Go through the records and give each one again exactly.
==========
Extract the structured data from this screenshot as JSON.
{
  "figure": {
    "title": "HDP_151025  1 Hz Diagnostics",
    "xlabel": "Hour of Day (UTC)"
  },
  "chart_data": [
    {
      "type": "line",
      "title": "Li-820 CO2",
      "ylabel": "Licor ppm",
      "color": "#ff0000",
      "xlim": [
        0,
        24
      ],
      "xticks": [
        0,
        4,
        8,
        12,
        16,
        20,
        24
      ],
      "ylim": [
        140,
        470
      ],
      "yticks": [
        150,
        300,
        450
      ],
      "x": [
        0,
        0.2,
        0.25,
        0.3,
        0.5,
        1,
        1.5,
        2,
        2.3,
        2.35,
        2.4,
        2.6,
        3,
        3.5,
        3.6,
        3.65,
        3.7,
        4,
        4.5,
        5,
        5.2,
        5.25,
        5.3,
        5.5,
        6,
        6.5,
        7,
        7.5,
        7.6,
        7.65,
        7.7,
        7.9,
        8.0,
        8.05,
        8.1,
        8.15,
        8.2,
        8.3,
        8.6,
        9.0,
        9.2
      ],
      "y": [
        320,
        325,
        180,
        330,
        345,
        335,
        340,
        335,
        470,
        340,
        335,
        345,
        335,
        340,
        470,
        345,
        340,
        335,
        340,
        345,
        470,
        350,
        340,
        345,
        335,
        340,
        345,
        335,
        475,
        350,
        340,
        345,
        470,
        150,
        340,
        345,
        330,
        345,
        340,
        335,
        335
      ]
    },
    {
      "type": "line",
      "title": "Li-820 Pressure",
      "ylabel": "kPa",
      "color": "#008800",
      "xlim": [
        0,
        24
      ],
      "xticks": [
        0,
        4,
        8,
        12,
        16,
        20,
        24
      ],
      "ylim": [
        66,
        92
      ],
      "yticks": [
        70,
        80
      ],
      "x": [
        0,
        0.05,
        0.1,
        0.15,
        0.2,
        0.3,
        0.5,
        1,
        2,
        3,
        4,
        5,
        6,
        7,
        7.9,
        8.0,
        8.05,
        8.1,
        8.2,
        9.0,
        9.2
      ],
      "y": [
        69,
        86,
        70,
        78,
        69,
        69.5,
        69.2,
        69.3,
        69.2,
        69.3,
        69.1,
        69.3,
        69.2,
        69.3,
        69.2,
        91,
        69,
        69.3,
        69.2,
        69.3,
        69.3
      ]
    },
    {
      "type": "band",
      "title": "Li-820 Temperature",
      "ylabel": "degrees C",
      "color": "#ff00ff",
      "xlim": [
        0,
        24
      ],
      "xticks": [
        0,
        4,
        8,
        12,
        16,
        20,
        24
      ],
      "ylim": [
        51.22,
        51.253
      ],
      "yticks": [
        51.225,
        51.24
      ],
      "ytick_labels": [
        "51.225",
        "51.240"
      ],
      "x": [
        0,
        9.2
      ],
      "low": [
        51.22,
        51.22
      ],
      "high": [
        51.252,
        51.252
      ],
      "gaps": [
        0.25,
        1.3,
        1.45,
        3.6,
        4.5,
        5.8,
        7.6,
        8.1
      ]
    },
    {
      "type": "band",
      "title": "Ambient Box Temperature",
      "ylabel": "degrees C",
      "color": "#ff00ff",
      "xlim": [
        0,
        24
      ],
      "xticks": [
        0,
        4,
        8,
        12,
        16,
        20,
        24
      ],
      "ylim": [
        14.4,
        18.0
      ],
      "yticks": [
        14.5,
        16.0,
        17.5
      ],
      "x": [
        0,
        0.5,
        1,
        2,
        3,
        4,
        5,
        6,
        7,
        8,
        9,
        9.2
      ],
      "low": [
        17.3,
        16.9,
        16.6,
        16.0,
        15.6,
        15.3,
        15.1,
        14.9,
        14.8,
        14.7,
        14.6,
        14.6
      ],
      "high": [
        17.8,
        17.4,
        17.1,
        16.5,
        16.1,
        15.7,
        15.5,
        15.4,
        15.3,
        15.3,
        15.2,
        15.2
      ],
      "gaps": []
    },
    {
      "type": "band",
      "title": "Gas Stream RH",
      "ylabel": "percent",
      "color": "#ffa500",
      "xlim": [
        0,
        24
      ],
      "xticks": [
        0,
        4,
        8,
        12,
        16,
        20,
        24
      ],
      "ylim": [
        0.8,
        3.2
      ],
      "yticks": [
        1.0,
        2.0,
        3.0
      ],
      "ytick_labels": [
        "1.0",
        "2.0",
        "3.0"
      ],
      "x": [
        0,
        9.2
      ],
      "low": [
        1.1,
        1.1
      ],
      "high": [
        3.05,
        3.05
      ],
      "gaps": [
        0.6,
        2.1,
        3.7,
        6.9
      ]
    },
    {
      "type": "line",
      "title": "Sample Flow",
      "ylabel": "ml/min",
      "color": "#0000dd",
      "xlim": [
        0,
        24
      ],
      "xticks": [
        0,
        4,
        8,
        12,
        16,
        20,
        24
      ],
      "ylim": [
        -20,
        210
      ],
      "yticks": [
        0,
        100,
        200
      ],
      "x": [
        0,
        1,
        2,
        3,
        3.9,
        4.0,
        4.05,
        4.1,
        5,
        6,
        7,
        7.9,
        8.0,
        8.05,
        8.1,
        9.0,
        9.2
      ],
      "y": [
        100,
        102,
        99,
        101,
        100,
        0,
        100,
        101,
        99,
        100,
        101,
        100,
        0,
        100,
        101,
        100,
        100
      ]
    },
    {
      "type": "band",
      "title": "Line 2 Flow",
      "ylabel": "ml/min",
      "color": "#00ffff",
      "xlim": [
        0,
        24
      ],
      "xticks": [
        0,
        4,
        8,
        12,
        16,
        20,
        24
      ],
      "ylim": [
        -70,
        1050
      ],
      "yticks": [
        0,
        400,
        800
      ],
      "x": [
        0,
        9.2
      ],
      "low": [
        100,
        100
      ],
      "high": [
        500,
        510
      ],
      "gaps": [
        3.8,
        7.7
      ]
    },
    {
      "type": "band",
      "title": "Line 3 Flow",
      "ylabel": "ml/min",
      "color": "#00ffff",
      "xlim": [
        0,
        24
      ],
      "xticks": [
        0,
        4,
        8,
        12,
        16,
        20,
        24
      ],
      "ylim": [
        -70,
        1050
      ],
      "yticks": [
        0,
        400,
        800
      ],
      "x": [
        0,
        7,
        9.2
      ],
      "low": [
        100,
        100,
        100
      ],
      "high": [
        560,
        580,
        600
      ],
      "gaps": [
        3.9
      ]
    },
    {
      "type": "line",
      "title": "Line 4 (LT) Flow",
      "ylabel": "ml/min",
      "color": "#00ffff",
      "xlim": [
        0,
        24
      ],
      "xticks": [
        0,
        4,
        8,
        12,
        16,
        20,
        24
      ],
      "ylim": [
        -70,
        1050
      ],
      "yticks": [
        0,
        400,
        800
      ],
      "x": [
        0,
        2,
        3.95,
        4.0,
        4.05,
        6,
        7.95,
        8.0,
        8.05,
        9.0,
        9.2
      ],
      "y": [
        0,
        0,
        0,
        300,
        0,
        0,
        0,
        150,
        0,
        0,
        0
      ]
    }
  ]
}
==========
■ **THE RESPONSE**:
Extract the structured data from this screenshot as JSON.
{
  "figure": {
    "title": "HDP_151025  1 Hz Diagnostics",
    "xlabel": "Hour of Day (UTC)"
  },
  "chart_data": [
    {
      "type": "line",
      "title": "Li-820 CO2",
      "ylabel": "Licor ppm",
      "color": "#ff0000",
      "xlim": [
        0,
        24
      ],
      "xticks": [
        0,
        4,
        8,
        12,
        16,
        20,
        24
      ],
      "ylim": [
        140,
        470
      ],
      "yticks": [
        150,
        300,
        450
      ],
      "x": [
        0,
        0.2,
        0.25,
        0.3,
        0.5,
        1,
        1.5,
        2,
        2.3,
        2.35,
        2.4,
        2.6,
        3,
        3.5,
        3.6,
        3.65,
        3.7,
        4,
        4.5,
        5,
        5.2,
        5.25,
        5.3,
        5.5,
        6,
        6.5,
        7,
        7.5,
        7.6,
        7.65,
        7.7,
        7.9,
        8.0,
        8.05,
        8.1,
        8.15,
        8.2,
        8.3,
        8.6,
        9.0,
        9.2
      ],
      "y": [
        320,
        325,
        180,
        330,
        345,
        335,
        340,
        335,
        470,
        340,
        335,
        345,
        335,
        340,
        470,
        345,
        340,
        335,
        340,
        345,
        470,
        350,
        340,
        345,
        335,
        340,
        345,
        335,
        475,
        350,
        340,
        345,
        470,
        150,
        340,
        345,
        330,
        345,
        340,
        335,
        335
      ]
    },
    {
      "type": "line",
      "title": "Li-820 Pressure",
      "ylabel": "kPa",
      "color": "#008800",
      "xlim": [
        0,
        24
      ],
      "xticks": [
        0,
        4,
        8,
        12,
        16,
        20,
        24
      ],
      "ylim": [
        66,
        92
      ],
      "yticks": [
        70,
        80
      ],
      "x": [
        0,
        0.05,
        0.1,
        0.15,
        0.2,
        0.3,
        0.5,
        1,
        2,
        3,
        4,
        5,
        6,
        7,
        7.9,
        8.0,
        8.05,
        8.1,
        8.2,
        9.0,
        9.2
      ],
      "y": [
        69,
        86,
        70,
        78,
        69,
        69.5,
        69.2,
        69.3,
        69.2,
        69.3,
        69.1,
        69.3,
        69.2,
        69.3,
        69.2,
        91,
        69,
        69.3,
        69.2,
        69.3,
        69.3
      ]
    },
    {
      "type": "band",
      "title": "Li-820 Temperature",
      "ylabel": "degrees C",
      "color": "#ff00ff",
      "xlim": [
        0,
        24
      ],
      "xticks": [
        0,
        4,
        8,
        12,
        16,
        20,
        24
      ],
      "ylim": [
        51.22,
        51.253
      ],
      "yticks": [
        51.225,
        51.24
      ],
      "ytick_labels": [
        "51.225",
        "51.240"
      ],
      "x": [
        0,
        9.2
      ],
      "low": [
        51.22,
        51.22
      ],
      "high": [
        51.252,
        51.252
      ],
      "gaps": [
        0.25,
        1.3,
        1.45,
        3.6,
        4.5,
        5.8,
        7.6,
        8.1
      ]
    },
    {
      "type": "band",
      "title": "Ambient Box Temperature",
      "ylabel": "degrees C",
      "color": "#ff00ff",
      "xlim": [
        0,
        24
      ],
      "xticks": [
        0,
        4,
        8,
        12,
        16,
        20,
        24
      ],
      "ylim": [
        14.4,
        18.0
      ],
      "yticks": [
        14.5,
        16.0,
        17.5
      ],
      "x": [
        0,
        0.5,
        1,
        2,
        3,
        4,
        5,
        6,
        7,
        8,
        9,
        9.2
      ],
      "low": [
        17.3,
        16.9,
        16.6,
        16.0,
        15.6,
        15.3,
        15.1,
        14.9,
        14.8,
        14.7,
        14.6,
        14.6
      ],
      "high": [
        17.8,
        17.4,
        17.1,
        16.5,
        16.1,
        15.7,
        15.5,
        15.4,
        15.3,
        15.3,
        15.2,
        15.2
      ],
      "gaps": []
    },
    {
      "type": "band",
      "title": "Gas Stream RH",
      "ylabel": "percent",
      "color": "#ffa500",
      "xlim": [
        0,
        24
      ],
      "xticks": [
        0,
        4,
        8,
        12,
        16,
        20,
        24
      ],
      "ylim": [
        0.8,
        3.2
      ],
      "yticks": [
        1.0,
        2.0,
        3.0
      ],
      "ytick_labels": [
        "1.0",
        "2.0",
        "3.0"
      ],
      "x": [
        0,
        9.2
      ],
      "low": [
        1.1,
        1.1
      ],
      "high": [
        3.05,
        3.05
      ],
      "gaps": [
        0.6,
        2.1,
        3.7,
        6.9
      ]
    },
    {
      "type": "line",
      "title": "Sample Flow",
      "ylabel": "ml/min",
      "color": "#0000dd",
      "xlim": [
        0,
        24
      ],
      "xticks": [
        0,
        4,
        8,
        12,
        16,
        20,
        24
      ],
      "ylim": [
        -20,
        210
      ],
      "yticks": [
        0,
        100,
        200
      ],
      "x": [
        0,
        1,
        2,
        3,
        3.9,
        4.0,
        4.05,
        4.1,
        5,
        6,
        7,
        7.9,
        8.0,
        8.05,
        8.1,
        9.0,
        9.2
      ],
      "y": [
        100,
        102,
        99,
        101,
        100,
        0,
        100,
        101,
        99,
        100,
        101,
        100,
        0,
        100,
        101,
        100,
        100
      ]
    },
    {
      "type": "band",
      "title": "Line 2 Flow",
      "ylabel": "ml/min",
      "color": "#00ffff",
      "xlim": [
        0,
        24
      ],
      "xticks": [
        0,
        4,
        8,
        12,
        16,
        20,
        24
      ],
      "ylim": [
        -70,
        1050
      ],
      "yticks": [
        0,
        400,
        800
      ],
      "x": [
        0,
        9.2
      ],
      "low": [
        100,
        100
      ],
      "high": [
        500,
        510
      ],
      "gaps": [
        3.8,
        7.7
      ]
    },
    {
      "type": "band",
      "title": "Line 3 Flow",
      "ylabel": "ml/min",
      "color": "#00ffff",
      "xlim": [
        0,
        24
      ],
      "xticks": [
        0,
        4,
        8,
        12,
        16,
        20,
        24
      ],
      "ylim": [
        -70,
        1050
      ],
      "yticks": [
        0,
        400,
        800
      ],
      "x": [
        0,
        7,
        9.2
      ],
      "low": [
        100,
        100,
        100
      ],
      "high": [
        560,
        580,
        600
      ],
      "gaps": [
        3.9
      ]
    },
    {
      "type": "line",
      "title": "Line 4 (LT) Flow",
      "ylabel": "ml/min",
      "color": "#00ffff",
      "xlim": [
        0,
        24
      ],
      "xticks": [
        0,
        4,
        8,
        12,
        16,
        20,
        24
      ],
      "ylim": [
        -70,
        1050
      ],
      "yticks": [
        0,
        400,
        800
      ],
      "x": [
        0,
        2,
        3.95,
        4.0,
        4.05,
        6,
        7.95,
        8.0,
        8.05,
        9.0,
        9.2
      ],
      "y": [
        0,
        0,
        0,
        300,
        0,
        0,
        0,
        150,
        0,
        0,
        0
      ]
    }
  ]
}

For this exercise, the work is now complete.